• **PROBLEM**
Restate the entries word for word, omitting nothing.

• **RECORD SET**

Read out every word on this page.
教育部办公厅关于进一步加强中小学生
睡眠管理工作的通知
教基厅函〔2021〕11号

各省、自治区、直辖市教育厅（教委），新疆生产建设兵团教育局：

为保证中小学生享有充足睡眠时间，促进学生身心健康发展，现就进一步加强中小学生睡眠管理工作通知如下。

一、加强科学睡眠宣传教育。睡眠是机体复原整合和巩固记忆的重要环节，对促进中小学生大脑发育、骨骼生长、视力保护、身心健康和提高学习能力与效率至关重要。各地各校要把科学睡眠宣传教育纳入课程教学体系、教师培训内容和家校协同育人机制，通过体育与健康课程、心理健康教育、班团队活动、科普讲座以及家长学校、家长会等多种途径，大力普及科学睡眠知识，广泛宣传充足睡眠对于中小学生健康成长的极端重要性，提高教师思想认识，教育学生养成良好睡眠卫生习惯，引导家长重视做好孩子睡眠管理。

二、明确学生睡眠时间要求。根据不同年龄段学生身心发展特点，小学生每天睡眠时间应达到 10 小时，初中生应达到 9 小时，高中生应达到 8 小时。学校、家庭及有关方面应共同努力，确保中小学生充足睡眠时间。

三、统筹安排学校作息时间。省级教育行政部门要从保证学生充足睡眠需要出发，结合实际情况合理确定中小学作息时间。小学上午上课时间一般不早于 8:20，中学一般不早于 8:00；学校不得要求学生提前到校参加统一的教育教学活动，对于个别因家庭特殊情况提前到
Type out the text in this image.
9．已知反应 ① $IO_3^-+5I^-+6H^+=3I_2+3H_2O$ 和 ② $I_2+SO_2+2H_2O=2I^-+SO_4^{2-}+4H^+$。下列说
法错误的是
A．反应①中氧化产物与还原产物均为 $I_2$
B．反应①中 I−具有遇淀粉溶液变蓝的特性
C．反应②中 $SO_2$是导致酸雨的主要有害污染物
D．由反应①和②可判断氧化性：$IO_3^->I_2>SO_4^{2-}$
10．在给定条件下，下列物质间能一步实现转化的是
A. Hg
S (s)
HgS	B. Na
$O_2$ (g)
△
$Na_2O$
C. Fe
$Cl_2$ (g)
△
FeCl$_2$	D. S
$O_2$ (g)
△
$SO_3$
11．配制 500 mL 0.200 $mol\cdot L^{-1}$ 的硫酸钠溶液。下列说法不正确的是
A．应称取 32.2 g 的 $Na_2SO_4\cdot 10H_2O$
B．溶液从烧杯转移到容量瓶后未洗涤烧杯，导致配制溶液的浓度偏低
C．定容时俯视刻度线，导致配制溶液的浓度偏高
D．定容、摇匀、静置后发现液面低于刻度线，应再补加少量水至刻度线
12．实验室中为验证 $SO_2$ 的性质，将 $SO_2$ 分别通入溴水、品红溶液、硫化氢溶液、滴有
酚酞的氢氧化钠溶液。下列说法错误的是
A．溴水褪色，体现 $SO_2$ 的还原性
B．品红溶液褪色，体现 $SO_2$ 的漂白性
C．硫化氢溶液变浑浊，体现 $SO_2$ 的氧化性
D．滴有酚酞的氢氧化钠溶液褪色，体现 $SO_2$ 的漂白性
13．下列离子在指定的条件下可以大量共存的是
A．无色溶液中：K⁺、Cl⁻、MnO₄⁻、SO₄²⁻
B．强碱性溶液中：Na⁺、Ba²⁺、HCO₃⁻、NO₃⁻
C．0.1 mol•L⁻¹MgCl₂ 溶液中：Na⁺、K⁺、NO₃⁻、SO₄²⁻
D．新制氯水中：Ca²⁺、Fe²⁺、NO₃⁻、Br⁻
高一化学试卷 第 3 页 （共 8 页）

• **RESULT OF THIS EXERCISE**
Read out every word on this page.
教育部办公厅关于进一步加强中小学生
睡眠管理工作的通知
教基厅函〔2021〕11号

各省、自治区、直辖市教育厅（教委），新疆生产建设兵团教育局：

为保证中小学生享有充足睡眠时间，促进学生身心健康发展，现就进一步加强中小学生睡眠管理工作通知如下。

一、加强科学睡眠宣传教育。睡眠是机体复原整合和巩固记忆的重要环节，对促进中小学生大脑发育、骨骼生长、视力保护、身心健康和提高学习能力与效率至关重要。各地各校要把科学睡眠宣传教育纳入课程教学体系、教师培训内容和家校协同育人机制，通过体育与健康课程、心理健康教育、班团队活动、科普讲座以及家长学校、家长会等多种途径，大力普及科学睡眠知识，广泛宣传充足睡眠对于中小学生健康成长的极端重要性，提高教师思想认识，教育学生养成良好睡眠卫生习惯，引导家长重视做好孩子睡眠管理。

二、明确学生睡眠时间要求。根据不同年龄段学生身心发展特点，小学生每天睡眠时间应达到 10 小时，初中生应达到 9 小时，高中生应达到 8 小时。学校、家庭及有关方面应共同努力，确保中小学生充足睡眠时间。

三、统筹安排学校作息时间。省级教育行政部门要从保证学生充足睡眠需要出发，结合实际情况合理确定中小学作息时间。小学上午上课时间一般不早于 8:20，中学一般不早于 8:00；学校不得要求学生提前到校参加统一的教育教学活动，对于个别因家庭特殊情况提前到
Type out the text in this image.
9．已知反应 ① $IO_3^-+5I^-+6H^+=3I_2+3H_2O$ 和 ② $I_2+SO_2+2H_2O=2I^-+SO_4^{2-}+4H^+$。下列说
法错误的是
A．反应①中氧化产物与还原产物均为 $I_2$
B．反应①中 I−具有遇淀粉溶液变蓝的特性
C．反应②中 $SO_2$是导致酸雨的主要有害污染物
D．由反应①和②可判断氧化性：$IO_3^->I_2>SO_4^{2-}$
10．在给定条件下，下列物质间能一步实现转化的是
A. Hg
S (s)
HgS	B. Na
$O_2$ (g)
△
$Na_2O$
C. Fe
$Cl_2$ (g)
△
FeCl$_2$	D. S
$O_2$ (g)
△
$SO_3$
11．配制 500 mL 0.200 $mol\cdot L^{-1}$ 的硫酸钠溶液。下列说法不正确的是
A．应称取 32.2 g 的 $Na_2SO_4\cdot 10H_2O$
B．溶液从烧杯转移到容量瓶后未洗涤烧杯，导致配制溶液的浓度偏低
C．定容时俯视刻度线，导致配制溶液的浓度偏高
D．定容、摇匀、静置后发现液面低于刻度线，应再补加少量水至刻度线
12．实验室中为验证 $SO_2$ 的性质，将 $SO_2$ 分别通入溴水、品红溶液、硫化氢溶液、滴有
酚酞的氢氧化钠溶液。下列说法错误的是
A．溴水褪色，体现 $SO_2$ 的还原性
B．品红溶液褪色，体现 $SO_2$ 的漂白性
C．硫化氢溶液变浑浊，体现 $SO_2$ 的氧化性
D．滴有酚酞的氢氧化钠溶液褪色，体现 $SO_2$ 的漂白性
13．下列离子在指定的条件下可以大量共存的是
A．无色溶液中：K⁺、Cl⁻、MnO₄⁻、SO₄²⁻
B．强碱性溶液中：Na⁺、Ba²⁺、HCO₃⁻、NO₃⁻
C．0.1 mol•L⁻¹MgCl₂ 溶液中：Na⁺、K⁺、NO₃⁻、SO₄²⁻
D．新制氯水中：Ca²⁺、Fe²⁺、NO₃⁻、Br⁻
高一化学试卷 第 3 页 （共 8 页）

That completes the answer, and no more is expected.